● Extracted material:

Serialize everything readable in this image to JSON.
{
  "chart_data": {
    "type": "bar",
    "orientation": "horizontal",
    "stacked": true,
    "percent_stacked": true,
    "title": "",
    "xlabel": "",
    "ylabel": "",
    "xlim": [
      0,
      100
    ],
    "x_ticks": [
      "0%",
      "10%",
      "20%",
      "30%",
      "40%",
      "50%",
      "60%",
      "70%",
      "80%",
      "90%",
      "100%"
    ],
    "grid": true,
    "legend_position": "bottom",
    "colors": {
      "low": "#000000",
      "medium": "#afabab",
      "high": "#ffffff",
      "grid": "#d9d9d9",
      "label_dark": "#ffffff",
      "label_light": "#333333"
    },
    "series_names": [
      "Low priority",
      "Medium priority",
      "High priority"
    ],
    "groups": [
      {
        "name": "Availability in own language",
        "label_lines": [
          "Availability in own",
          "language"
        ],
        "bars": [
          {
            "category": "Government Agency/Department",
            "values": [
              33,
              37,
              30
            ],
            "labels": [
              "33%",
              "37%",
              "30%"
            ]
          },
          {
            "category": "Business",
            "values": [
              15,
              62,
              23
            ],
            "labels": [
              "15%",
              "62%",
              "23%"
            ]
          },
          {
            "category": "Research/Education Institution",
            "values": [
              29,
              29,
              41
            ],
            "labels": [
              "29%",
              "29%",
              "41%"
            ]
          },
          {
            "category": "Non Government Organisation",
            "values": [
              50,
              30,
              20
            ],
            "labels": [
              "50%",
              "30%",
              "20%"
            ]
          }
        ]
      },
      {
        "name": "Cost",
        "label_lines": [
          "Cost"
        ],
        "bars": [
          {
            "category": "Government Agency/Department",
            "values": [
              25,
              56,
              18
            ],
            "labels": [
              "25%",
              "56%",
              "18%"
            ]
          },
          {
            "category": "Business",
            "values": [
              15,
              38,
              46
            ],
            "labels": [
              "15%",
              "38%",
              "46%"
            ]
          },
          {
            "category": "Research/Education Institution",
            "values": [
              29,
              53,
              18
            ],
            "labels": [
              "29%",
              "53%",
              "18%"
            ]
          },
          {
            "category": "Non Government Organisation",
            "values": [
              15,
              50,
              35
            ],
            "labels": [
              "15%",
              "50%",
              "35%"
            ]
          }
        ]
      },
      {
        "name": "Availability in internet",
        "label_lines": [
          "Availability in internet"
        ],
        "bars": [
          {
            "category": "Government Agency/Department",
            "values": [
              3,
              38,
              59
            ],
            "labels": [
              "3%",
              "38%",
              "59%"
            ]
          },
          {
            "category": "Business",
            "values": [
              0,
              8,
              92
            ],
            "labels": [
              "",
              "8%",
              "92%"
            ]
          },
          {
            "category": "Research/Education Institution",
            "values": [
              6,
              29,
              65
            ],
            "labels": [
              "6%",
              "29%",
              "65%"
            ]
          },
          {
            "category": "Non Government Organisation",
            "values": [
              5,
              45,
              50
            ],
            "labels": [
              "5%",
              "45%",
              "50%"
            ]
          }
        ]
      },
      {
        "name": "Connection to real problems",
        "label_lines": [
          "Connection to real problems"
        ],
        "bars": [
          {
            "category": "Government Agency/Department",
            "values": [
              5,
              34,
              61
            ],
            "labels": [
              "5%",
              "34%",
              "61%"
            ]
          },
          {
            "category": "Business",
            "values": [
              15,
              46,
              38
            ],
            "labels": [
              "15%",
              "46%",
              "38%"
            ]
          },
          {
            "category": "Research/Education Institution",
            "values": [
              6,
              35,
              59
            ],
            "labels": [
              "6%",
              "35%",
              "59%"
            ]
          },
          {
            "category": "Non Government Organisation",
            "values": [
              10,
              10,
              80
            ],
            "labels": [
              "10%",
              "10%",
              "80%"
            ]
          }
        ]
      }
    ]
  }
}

● Set exercise:
From the records above, extract each line exactly as shown.

● Output of the exercise:
Serialize everything readable in this image to JSON.
{
  "chart_data": {
    "type": "bar",
    "orientation": "horizontal",
    "stacked": true,
    "percent_stacked": true,
    "title": "",
    "xlabel": "",
    "ylabel": "",
    "xlim": [
      0,
      100
    ],
    "x_ticks": [
      "0%",
      "10%",
      "20%",
      "30%",
      "40%",
      "50%",
      "60%",
      "70%",
      "80%",
      "90%",
      "100%"
    ],
    "grid": true,
    "legend_position": "bottom",
    "colors": {
      "low": "#000000",
      "medium": "#afabab",
      "high": "#ffffff",
      "grid": "#d9d9d9",
      "label_dark": "#ffffff",
      "label_light": "#333333"
    },
    "series_names": [
      "Low priority",
      "Medium priority",
      "High priority"
    ],
    "groups": [
      {
        "name": "Availability in own language",
        "label_lines": [
          "Availability in own",
          "language"
        ],
        "bars": [
          {
            "category": "Government Agency/Department",
            "values": [
              33,
              37,
              30
            ],
            "labels": [
              "33%",
              "37%",
              "30%"
            ]
          },
          {
            "category": "Business",
            "values": [
              15,
              62,
              23
            ],
            "labels": [
              "15%",
              "62%",
              "23%"
            ]
          },
          {
            "category": "Research/Education Institution",
            "values": [
              29,
              29,
              41
            ],
            "labels": [
              "29%",
              "29%",
              "41%"
            ]
          },
          {
            "category": "Non Government Organisation",
            "values": [
              50,
              30,
              20
            ],
            "labels": [
              "50%",
              "30%",
              "20%"
            ]
          }
        ]
      },
      {
        "name": "Cost",
        "label_lines": [
          "Cost"
        ],
        "bars": [
          {
            "category": "Government Agency/Department",
            "values": [
              25,
              56,
              18
            ],
            "labels": [
              "25%",
              "56%",
              "18%"
            ]
          },
          {
            "category": "Business",
            "values": [
              15,
              38,
              46
            ],
            "labels": [
              "15%",
              "38%",
              "46%"
            ]
          },
          {
            "category": "Research/Education Institution",
            "values": [
              29,
              53,
              18
            ],
            "labels": [
              "29%",
              "53%",
              "18%"
            ]
          },
          {
            "category": "Non Government Organisation",
            "values": [
              15,
              50,
              35
            ],
            "labels": [
              "15%",
              "50%",
              "35%"
            ]
          }
        ]
      },
      {
        "name": "Availability in internet",
        "label_lines": [
          "Availability in internet"
        ],
        "bars": [
          {
            "category": "Government Agency/Department",
            "values": [
              3,
              38,
              59
            ],
            "labels": [
              "3%",
              "38%",
              "59%"
            ]
          },
          {
            "category": "Business",
            "values": [
              0,
              8,
              92
            ],
            "labels": [
              "",
              "8%",
              "92%"
            ]
          },
          {
            "category": "Research/Education Institution",
            "values": [
              6,
              29,
              65
            ],
            "labels": [
              "6%",
              "29%",
              "65%"
            ]
          },
          {
            "category": "Non Government Organisation",
            "values": [
              5,
              45,
              50
            ],
            "labels": [
              "5%",
              "45%",
              "50%"
            ]
          }
        ]
      },
      {
        "name": "Connection to real problems",
        "label_lines": [
          "Connection to real problems"
        ],
        "bars": [
          {
            "category": "Government Agency/Department",
            "values": [
              5,
              34,
              61
            ],
            "labels": [
              "5%",
              "34%",
              "61%"
            ]
          },
          {
            "category": "Business",
            "values": [
              15,
              46,
              38
            ],
            "labels": [
              "15%",
              "46%",
              "38%"
            ]
          },
          {
            "category": "Research/Education Institution",
            "values": [
              6,
              35,
              59
            ],
            "labels": [
              "6%",
              "35%",
              "59%"
            ]
          },
          {
            "category": "Non Government Organisation",
            "values": [
              10,
              10,
              80
            ],
            "labels": [
              "10%",
              "10%",
              "80%"
            ]
          }
        ]
      }
    ]
  }
}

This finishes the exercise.